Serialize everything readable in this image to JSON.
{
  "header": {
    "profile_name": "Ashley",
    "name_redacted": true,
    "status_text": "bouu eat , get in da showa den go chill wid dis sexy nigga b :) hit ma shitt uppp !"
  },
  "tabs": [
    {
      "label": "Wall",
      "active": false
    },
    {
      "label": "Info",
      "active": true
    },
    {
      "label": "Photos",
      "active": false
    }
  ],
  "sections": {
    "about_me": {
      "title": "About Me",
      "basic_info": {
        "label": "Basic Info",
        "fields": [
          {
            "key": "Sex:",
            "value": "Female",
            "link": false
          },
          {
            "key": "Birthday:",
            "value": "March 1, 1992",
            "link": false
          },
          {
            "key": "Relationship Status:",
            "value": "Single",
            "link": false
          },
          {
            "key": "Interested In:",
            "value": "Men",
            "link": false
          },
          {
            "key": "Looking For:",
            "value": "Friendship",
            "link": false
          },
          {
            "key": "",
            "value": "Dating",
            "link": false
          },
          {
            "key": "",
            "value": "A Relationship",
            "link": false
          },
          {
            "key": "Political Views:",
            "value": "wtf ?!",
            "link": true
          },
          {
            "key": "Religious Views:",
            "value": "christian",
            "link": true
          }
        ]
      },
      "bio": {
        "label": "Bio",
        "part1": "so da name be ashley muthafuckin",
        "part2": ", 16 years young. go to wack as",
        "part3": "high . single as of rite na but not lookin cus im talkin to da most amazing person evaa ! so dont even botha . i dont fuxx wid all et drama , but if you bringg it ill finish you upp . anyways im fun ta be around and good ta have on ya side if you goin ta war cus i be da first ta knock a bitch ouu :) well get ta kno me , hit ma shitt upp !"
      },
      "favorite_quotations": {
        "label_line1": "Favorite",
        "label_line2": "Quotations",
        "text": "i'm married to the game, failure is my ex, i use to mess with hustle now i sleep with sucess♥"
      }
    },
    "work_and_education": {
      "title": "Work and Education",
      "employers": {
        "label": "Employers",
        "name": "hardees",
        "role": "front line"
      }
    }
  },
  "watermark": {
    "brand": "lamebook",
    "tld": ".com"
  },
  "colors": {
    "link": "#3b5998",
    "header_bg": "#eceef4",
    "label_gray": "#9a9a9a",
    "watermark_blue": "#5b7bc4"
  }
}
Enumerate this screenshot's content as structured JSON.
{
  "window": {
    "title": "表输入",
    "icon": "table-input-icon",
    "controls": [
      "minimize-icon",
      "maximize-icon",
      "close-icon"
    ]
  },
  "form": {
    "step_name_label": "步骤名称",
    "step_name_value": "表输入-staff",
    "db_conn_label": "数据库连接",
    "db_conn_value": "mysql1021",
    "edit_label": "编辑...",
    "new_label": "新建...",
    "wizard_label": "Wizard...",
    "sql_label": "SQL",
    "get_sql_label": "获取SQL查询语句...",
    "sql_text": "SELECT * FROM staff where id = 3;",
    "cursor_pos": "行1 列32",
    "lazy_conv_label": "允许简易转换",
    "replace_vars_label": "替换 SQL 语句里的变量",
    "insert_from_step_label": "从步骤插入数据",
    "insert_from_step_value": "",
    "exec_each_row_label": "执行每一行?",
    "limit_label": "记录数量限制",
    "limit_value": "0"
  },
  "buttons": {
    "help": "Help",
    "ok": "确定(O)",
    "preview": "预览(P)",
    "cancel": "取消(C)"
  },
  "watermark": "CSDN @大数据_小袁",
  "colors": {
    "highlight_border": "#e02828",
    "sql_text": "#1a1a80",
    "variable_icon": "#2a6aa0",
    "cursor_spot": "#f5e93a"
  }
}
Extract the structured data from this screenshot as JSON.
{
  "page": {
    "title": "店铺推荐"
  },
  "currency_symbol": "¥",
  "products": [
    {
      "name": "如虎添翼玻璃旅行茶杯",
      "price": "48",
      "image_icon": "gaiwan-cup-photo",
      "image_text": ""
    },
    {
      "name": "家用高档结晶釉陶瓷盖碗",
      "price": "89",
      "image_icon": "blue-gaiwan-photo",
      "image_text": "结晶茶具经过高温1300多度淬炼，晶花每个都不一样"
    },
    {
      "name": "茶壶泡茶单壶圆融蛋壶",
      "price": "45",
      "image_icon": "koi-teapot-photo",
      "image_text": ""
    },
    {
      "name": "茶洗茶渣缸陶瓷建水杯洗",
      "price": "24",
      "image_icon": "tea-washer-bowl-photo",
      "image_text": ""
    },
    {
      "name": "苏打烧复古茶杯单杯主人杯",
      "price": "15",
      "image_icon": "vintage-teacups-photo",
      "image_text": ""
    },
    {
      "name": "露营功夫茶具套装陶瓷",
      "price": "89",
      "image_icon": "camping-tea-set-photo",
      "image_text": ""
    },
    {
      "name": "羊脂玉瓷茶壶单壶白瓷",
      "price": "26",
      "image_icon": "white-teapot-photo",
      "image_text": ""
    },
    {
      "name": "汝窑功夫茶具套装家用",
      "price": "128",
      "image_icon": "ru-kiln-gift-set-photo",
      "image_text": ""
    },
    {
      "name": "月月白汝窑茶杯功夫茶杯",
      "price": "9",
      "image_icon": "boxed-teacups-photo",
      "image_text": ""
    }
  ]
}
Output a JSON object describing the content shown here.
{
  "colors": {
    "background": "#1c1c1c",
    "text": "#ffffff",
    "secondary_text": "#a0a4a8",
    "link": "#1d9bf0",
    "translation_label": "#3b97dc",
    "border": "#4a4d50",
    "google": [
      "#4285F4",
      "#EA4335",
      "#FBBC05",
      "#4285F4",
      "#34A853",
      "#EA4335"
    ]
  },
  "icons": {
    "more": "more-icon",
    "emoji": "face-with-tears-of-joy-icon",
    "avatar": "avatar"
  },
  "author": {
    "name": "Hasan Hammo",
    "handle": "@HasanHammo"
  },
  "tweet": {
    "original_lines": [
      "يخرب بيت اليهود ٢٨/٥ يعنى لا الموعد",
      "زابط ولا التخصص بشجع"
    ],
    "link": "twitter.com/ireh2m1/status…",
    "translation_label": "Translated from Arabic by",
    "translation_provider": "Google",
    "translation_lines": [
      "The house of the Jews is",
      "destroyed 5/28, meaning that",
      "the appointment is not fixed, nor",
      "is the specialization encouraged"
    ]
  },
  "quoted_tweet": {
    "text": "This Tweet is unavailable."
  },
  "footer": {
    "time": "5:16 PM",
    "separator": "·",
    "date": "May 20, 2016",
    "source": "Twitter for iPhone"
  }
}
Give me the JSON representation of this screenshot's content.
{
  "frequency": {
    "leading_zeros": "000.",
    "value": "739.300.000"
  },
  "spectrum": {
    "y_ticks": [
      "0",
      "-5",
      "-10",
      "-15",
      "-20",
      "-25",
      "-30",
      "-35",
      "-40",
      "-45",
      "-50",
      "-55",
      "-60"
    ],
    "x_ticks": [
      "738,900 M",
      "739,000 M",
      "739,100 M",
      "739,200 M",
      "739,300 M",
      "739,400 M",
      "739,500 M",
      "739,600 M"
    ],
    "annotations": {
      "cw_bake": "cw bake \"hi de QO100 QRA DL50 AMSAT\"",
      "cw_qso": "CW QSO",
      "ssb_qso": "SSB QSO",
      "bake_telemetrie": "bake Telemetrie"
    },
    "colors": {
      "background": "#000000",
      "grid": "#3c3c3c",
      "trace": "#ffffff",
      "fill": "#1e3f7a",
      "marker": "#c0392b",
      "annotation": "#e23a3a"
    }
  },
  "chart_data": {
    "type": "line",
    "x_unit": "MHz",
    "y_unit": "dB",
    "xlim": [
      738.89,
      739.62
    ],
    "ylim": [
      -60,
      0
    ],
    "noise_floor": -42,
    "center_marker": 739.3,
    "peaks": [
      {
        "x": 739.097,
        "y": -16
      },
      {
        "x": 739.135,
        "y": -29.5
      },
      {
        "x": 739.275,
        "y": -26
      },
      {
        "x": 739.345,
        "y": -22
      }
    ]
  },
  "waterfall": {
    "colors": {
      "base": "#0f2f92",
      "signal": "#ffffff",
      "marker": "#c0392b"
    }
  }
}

TASK OBJECTIVE - Count the lines in the entries that hold the word "true", and give nothing but the total.

OUTPUT FOR THIS TASK - 4